=== RECORDS FOR THE EXERCISE ===

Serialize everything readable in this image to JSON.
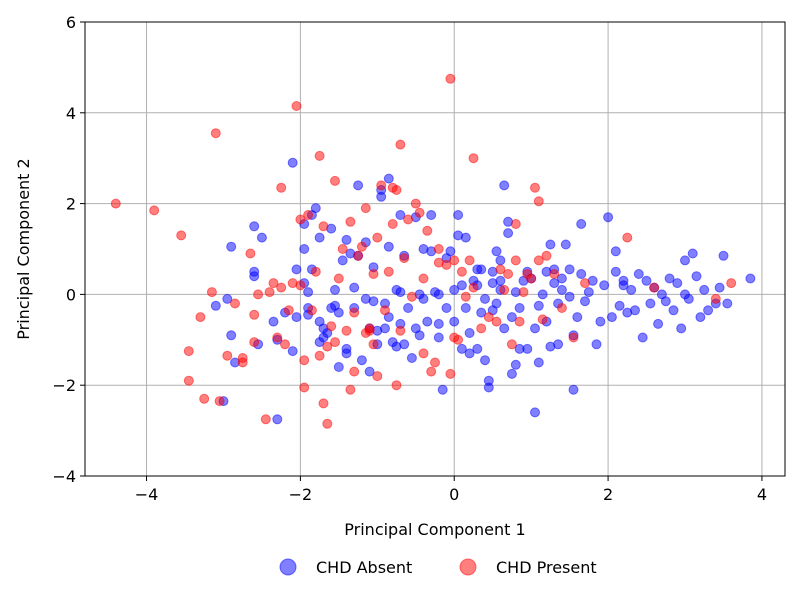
{
  "chart_data": {
    "type": "scatter",
    "title": "",
    "xlabel": "Principal Component 1",
    "ylabel": "Principal Component 2",
    "xlim": [
      -4.8,
      4.3
    ],
    "ylim": [
      -4,
      6
    ],
    "xticks": [
      -4,
      -2,
      0,
      2,
      4
    ],
    "yticks": [
      -4,
      -2,
      0,
      2,
      4,
      6
    ],
    "xtick_labels": [
      "−4",
      "−2",
      "0",
      "2",
      "4"
    ],
    "ytick_labels": [
      "−4",
      "−2",
      "0",
      "2",
      "4",
      "6"
    ],
    "grid": true,
    "legend_position": "bottom-center",
    "series": [
      {
        "name": "CHD Absent",
        "color": "#0000ff",
        "points": [
          [
            -3.1,
            -0.25
          ],
          [
            -2.95,
            -0.1
          ],
          [
            -2.9,
            1.05
          ],
          [
            -2.9,
            -0.9
          ],
          [
            -2.85,
            -1.5
          ],
          [
            -3.0,
            -2.35
          ],
          [
            -2.6,
            0.5
          ],
          [
            -2.6,
            0.4
          ],
          [
            -2.6,
            1.5
          ],
          [
            -2.55,
            -1.1
          ],
          [
            -2.5,
            1.25
          ],
          [
            -2.35,
            -0.6
          ],
          [
            -2.3,
            -1.0
          ],
          [
            -2.3,
            -2.75
          ],
          [
            -2.2,
            -0.4
          ],
          [
            -2.05,
            -0.5
          ],
          [
            -2.1,
            -1.25
          ],
          [
            -2.05,
            0.55
          ],
          [
            -2.1,
            2.9
          ],
          [
            -1.95,
            1.55
          ],
          [
            -1.95,
            1.0
          ],
          [
            -1.95,
            0.25
          ],
          [
            -1.9,
            0.05
          ],
          [
            -1.9,
            -0.3
          ],
          [
            -1.9,
            -0.45
          ],
          [
            -1.85,
            0.55
          ],
          [
            -1.85,
            1.75
          ],
          [
            -1.8,
            1.9
          ],
          [
            -1.75,
            1.25
          ],
          [
            -1.75,
            -0.6
          ],
          [
            -1.7,
            -0.95
          ],
          [
            -1.75,
            -1.05
          ],
          [
            -1.7,
            -0.75
          ],
          [
            -1.65,
            -0.85
          ],
          [
            -1.6,
            1.45
          ],
          [
            -1.55,
            0.1
          ],
          [
            -1.55,
            -0.25
          ],
          [
            -1.5,
            -0.4
          ],
          [
            -1.5,
            -1.6
          ],
          [
            -1.45,
            0.75
          ],
          [
            -1.4,
            1.2
          ],
          [
            -1.4,
            -1.3
          ],
          [
            -1.4,
            -1.2
          ],
          [
            -1.35,
            0.9
          ],
          [
            -1.3,
            0.15
          ],
          [
            -1.3,
            -0.3
          ],
          [
            -1.25,
            2.4
          ],
          [
            -1.25,
            0.85
          ],
          [
            -1.2,
            -1.45
          ],
          [
            -1.15,
            1.15
          ],
          [
            -1.15,
            -0.1
          ],
          [
            -1.1,
            -0.75
          ],
          [
            -1.1,
            -1.7
          ],
          [
            -1.05,
            0.6
          ],
          [
            -1.05,
            -0.15
          ],
          [
            -1.0,
            -1.1
          ],
          [
            -0.95,
            2.15
          ],
          [
            -0.95,
            2.3
          ],
          [
            -0.9,
            -0.2
          ],
          [
            -0.9,
            -0.75
          ],
          [
            -0.85,
            2.55
          ],
          [
            -0.85,
            1.05
          ],
          [
            -0.85,
            -0.5
          ],
          [
            -0.8,
            -1.05
          ],
          [
            -0.75,
            -1.15
          ],
          [
            -0.75,
            0.1
          ],
          [
            -0.7,
            1.75
          ],
          [
            -0.7,
            0.05
          ],
          [
            -0.7,
            -0.65
          ],
          [
            -0.65,
            -1.1
          ],
          [
            -0.65,
            0.85
          ],
          [
            -0.6,
            -0.3
          ],
          [
            -0.55,
            -1.4
          ],
          [
            -0.5,
            -0.75
          ],
          [
            -0.5,
            1.7
          ],
          [
            -0.45,
            -0.9
          ],
          [
            -0.45,
            0.0
          ],
          [
            -0.4,
            -0.1
          ],
          [
            -0.4,
            1.0
          ],
          [
            -0.35,
            -0.6
          ],
          [
            -0.3,
            0.95
          ],
          [
            -0.3,
            1.75
          ],
          [
            -0.25,
            0.05
          ],
          [
            -0.2,
            -0.65
          ],
          [
            -0.2,
            -0.95
          ],
          [
            -0.15,
            -2.1
          ],
          [
            -0.1,
            0.8
          ],
          [
            -0.1,
            -0.3
          ],
          [
            -0.05,
            0.95
          ],
          [
            0.0,
            -0.6
          ],
          [
            0.0,
            0.1
          ],
          [
            0.05,
            1.3
          ],
          [
            0.05,
            1.75
          ],
          [
            0.1,
            0.2
          ],
          [
            0.1,
            -1.2
          ],
          [
            0.15,
            1.25
          ],
          [
            0.15,
            -0.3
          ],
          [
            0.2,
            -0.85
          ],
          [
            0.2,
            -1.3
          ],
          [
            0.25,
            0.3
          ],
          [
            0.3,
            -1.2
          ],
          [
            0.3,
            0.2
          ],
          [
            0.35,
            -0.4
          ],
          [
            0.35,
            0.55
          ],
          [
            0.4,
            -0.1
          ],
          [
            0.4,
            -1.45
          ],
          [
            0.45,
            -2.05
          ],
          [
            0.45,
            -1.9
          ],
          [
            0.5,
            0.5
          ],
          [
            0.5,
            -0.35
          ],
          [
            0.5,
            0.25
          ],
          [
            0.55,
            0.95
          ],
          [
            0.55,
            -0.2
          ],
          [
            0.6,
            0.75
          ],
          [
            0.6,
            0.3
          ],
          [
            0.65,
            -0.75
          ],
          [
            0.65,
            2.4
          ],
          [
            0.7,
            1.35
          ],
          [
            0.7,
            1.6
          ],
          [
            0.75,
            -1.75
          ],
          [
            0.75,
            -0.5
          ],
          [
            0.8,
            -1.55
          ],
          [
            0.8,
            0.05
          ],
          [
            0.85,
            -0.3
          ],
          [
            0.85,
            -1.2
          ],
          [
            0.9,
            0.3
          ],
          [
            0.95,
            -1.2
          ],
          [
            1.0,
            0.35
          ],
          [
            1.05,
            -0.75
          ],
          [
            1.05,
            -2.6
          ],
          [
            1.1,
            -0.25
          ],
          [
            1.1,
            -1.5
          ],
          [
            1.15,
            0.0
          ],
          [
            1.2,
            -0.6
          ],
          [
            1.2,
            0.5
          ],
          [
            1.25,
            1.1
          ],
          [
            1.25,
            -1.15
          ],
          [
            1.3,
            0.25
          ],
          [
            1.3,
            0.55
          ],
          [
            1.35,
            -0.2
          ],
          [
            1.35,
            -1.1
          ],
          [
            1.4,
            0.1
          ],
          [
            1.45,
            1.1
          ],
          [
            1.5,
            -0.05
          ],
          [
            1.5,
            0.55
          ],
          [
            1.55,
            -2.1
          ],
          [
            1.55,
            -0.9
          ],
          [
            1.6,
            -0.5
          ],
          [
            1.65,
            1.55
          ],
          [
            1.65,
            0.45
          ],
          [
            1.7,
            -0.15
          ],
          [
            1.75,
            0.05
          ],
          [
            1.8,
            0.3
          ],
          [
            1.85,
            -1.1
          ],
          [
            1.9,
            -0.6
          ],
          [
            1.95,
            0.2
          ],
          [
            2.0,
            1.7
          ],
          [
            2.05,
            -0.5
          ],
          [
            2.1,
            0.95
          ],
          [
            2.1,
            0.5
          ],
          [
            2.15,
            -0.25
          ],
          [
            2.2,
            0.3
          ],
          [
            2.25,
            -0.4
          ],
          [
            2.3,
            0.1
          ],
          [
            2.35,
            -0.35
          ],
          [
            2.4,
            0.45
          ],
          [
            2.45,
            -0.95
          ],
          [
            2.5,
            0.3
          ],
          [
            2.55,
            -0.2
          ],
          [
            2.6,
            0.15
          ],
          [
            2.65,
            -0.65
          ],
          [
            2.7,
            0.0
          ],
          [
            2.75,
            -0.15
          ],
          [
            2.8,
            0.35
          ],
          [
            2.85,
            -0.35
          ],
          [
            2.9,
            0.25
          ],
          [
            2.95,
            -0.75
          ],
          [
            3.0,
            0.75
          ],
          [
            3.05,
            -0.1
          ],
          [
            3.1,
            0.9
          ],
          [
            3.15,
            0.4
          ],
          [
            3.2,
            -0.5
          ],
          [
            3.25,
            0.1
          ],
          [
            3.3,
            -0.35
          ],
          [
            3.4,
            -0.2
          ],
          [
            3.45,
            0.15
          ],
          [
            3.5,
            0.85
          ],
          [
            3.55,
            -0.2
          ],
          [
            3.85,
            0.35
          ],
          [
            3.0,
            0.0
          ],
          [
            2.2,
            0.2
          ],
          [
            1.4,
            0.35
          ],
          [
            0.6,
            0.1
          ],
          [
            -0.2,
            0.0
          ],
          [
            -1.0,
            -0.8
          ],
          [
            -1.6,
            -0.3
          ],
          [
            0.3,
            0.55
          ],
          [
            0.95,
            0.5
          ]
        ]
      },
      {
        "name": "CHD Present",
        "color": "#ff0000",
        "points": [
          [
            -4.4,
            2.0
          ],
          [
            -3.9,
            1.85
          ],
          [
            -3.55,
            1.3
          ],
          [
            -3.45,
            -1.25
          ],
          [
            -3.45,
            -1.9
          ],
          [
            -3.3,
            -0.5
          ],
          [
            -3.25,
            -2.3
          ],
          [
            -3.15,
            0.05
          ],
          [
            -3.1,
            3.55
          ],
          [
            -3.05,
            -2.35
          ],
          [
            -2.95,
            -1.35
          ],
          [
            -2.85,
            -0.2
          ],
          [
            -2.75,
            -1.5
          ],
          [
            -2.75,
            -1.4
          ],
          [
            -2.65,
            0.9
          ],
          [
            -2.6,
            -0.45
          ],
          [
            -2.6,
            -1.05
          ],
          [
            -2.55,
            0.0
          ],
          [
            -2.45,
            -2.75
          ],
          [
            -2.4,
            0.05
          ],
          [
            -2.35,
            0.25
          ],
          [
            -2.3,
            -0.95
          ],
          [
            -2.25,
            2.35
          ],
          [
            -2.25,
            0.15
          ],
          [
            -2.2,
            -1.1
          ],
          [
            -2.15,
            -0.35
          ],
          [
            -2.05,
            4.15
          ],
          [
            -2.0,
            0.2
          ],
          [
            -2.0,
            1.65
          ],
          [
            -1.95,
            -1.45
          ],
          [
            -1.95,
            -2.05
          ],
          [
            -1.9,
            1.75
          ],
          [
            -1.85,
            -0.35
          ],
          [
            -1.8,
            0.5
          ],
          [
            -1.75,
            -1.35
          ],
          [
            -1.75,
            3.05
          ],
          [
            -1.7,
            -2.4
          ],
          [
            -1.65,
            -1.15
          ],
          [
            -1.65,
            -2.85
          ],
          [
            -1.6,
            -0.7
          ],
          [
            -1.55,
            2.5
          ],
          [
            -1.5,
            0.35
          ],
          [
            -1.45,
            1.0
          ],
          [
            -1.4,
            -0.8
          ],
          [
            -1.35,
            -2.1
          ],
          [
            -1.35,
            1.6
          ],
          [
            -1.3,
            -0.4
          ],
          [
            -1.3,
            -1.7
          ],
          [
            -1.25,
            0.85
          ],
          [
            -1.2,
            1.05
          ],
          [
            -1.15,
            1.9
          ],
          [
            -1.1,
            -0.8
          ],
          [
            -1.05,
            -1.1
          ],
          [
            -1.05,
            0.45
          ],
          [
            -1.0,
            1.25
          ],
          [
            -1.0,
            -1.8
          ],
          [
            -0.95,
            2.4
          ],
          [
            -0.9,
            -0.35
          ],
          [
            -0.85,
            0.5
          ],
          [
            -0.8,
            1.55
          ],
          [
            -0.8,
            2.35
          ],
          [
            -0.75,
            2.3
          ],
          [
            -0.75,
            -2.0
          ],
          [
            -0.7,
            3.3
          ],
          [
            -0.7,
            -0.8
          ],
          [
            -0.65,
            0.8
          ],
          [
            -0.6,
            1.65
          ],
          [
            -0.55,
            -0.05
          ],
          [
            -0.5,
            2.0
          ],
          [
            -0.45,
            1.8
          ],
          [
            -0.4,
            -1.3
          ],
          [
            -0.35,
            1.4
          ],
          [
            -0.3,
            -1.7
          ],
          [
            -0.25,
            -1.5
          ],
          [
            -0.2,
            0.7
          ],
          [
            -0.1,
            0.65
          ],
          [
            -0.05,
            -1.75
          ],
          [
            -0.05,
            4.75
          ],
          [
            0.0,
            -0.95
          ],
          [
            0.05,
            -1.0
          ],
          [
            0.1,
            0.5
          ],
          [
            0.15,
            -0.05
          ],
          [
            0.2,
            0.75
          ],
          [
            0.25,
            0.15
          ],
          [
            0.25,
            3.0
          ],
          [
            0.35,
            -0.75
          ],
          [
            0.45,
            -0.5
          ],
          [
            0.55,
            -0.6
          ],
          [
            0.6,
            0.55
          ],
          [
            0.65,
            0.1
          ],
          [
            0.7,
            0.45
          ],
          [
            0.75,
            -1.1
          ],
          [
            0.8,
            0.75
          ],
          [
            0.8,
            1.55
          ],
          [
            0.85,
            -0.6
          ],
          [
            0.9,
            0.05
          ],
          [
            0.95,
            0.45
          ],
          [
            1.0,
            0.35
          ],
          [
            1.05,
            2.35
          ],
          [
            1.1,
            0.75
          ],
          [
            1.1,
            2.05
          ],
          [
            1.15,
            -0.55
          ],
          [
            1.2,
            0.85
          ],
          [
            1.3,
            0.45
          ],
          [
            1.4,
            -0.3
          ],
          [
            1.55,
            -0.95
          ],
          [
            1.7,
            0.25
          ],
          [
            2.25,
            1.25
          ],
          [
            2.6,
            0.15
          ],
          [
            3.4,
            -0.1
          ],
          [
            3.6,
            0.25
          ],
          [
            -1.1,
            -0.75
          ],
          [
            -1.15,
            -0.85
          ],
          [
            -1.55,
            -1.05
          ],
          [
            -0.4,
            0.35
          ],
          [
            -0.2,
            1.0
          ],
          [
            0.0,
            0.75
          ],
          [
            -1.7,
            1.5
          ],
          [
            -2.1,
            0.25
          ]
        ]
      }
    ]
  }
}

===

Copy out every line of the data that includes the word "Principal".

- **EXERCISE SOLUTION**
    "xlabel": "Principal Component 1",
    "ylabel": "Principal Component 2",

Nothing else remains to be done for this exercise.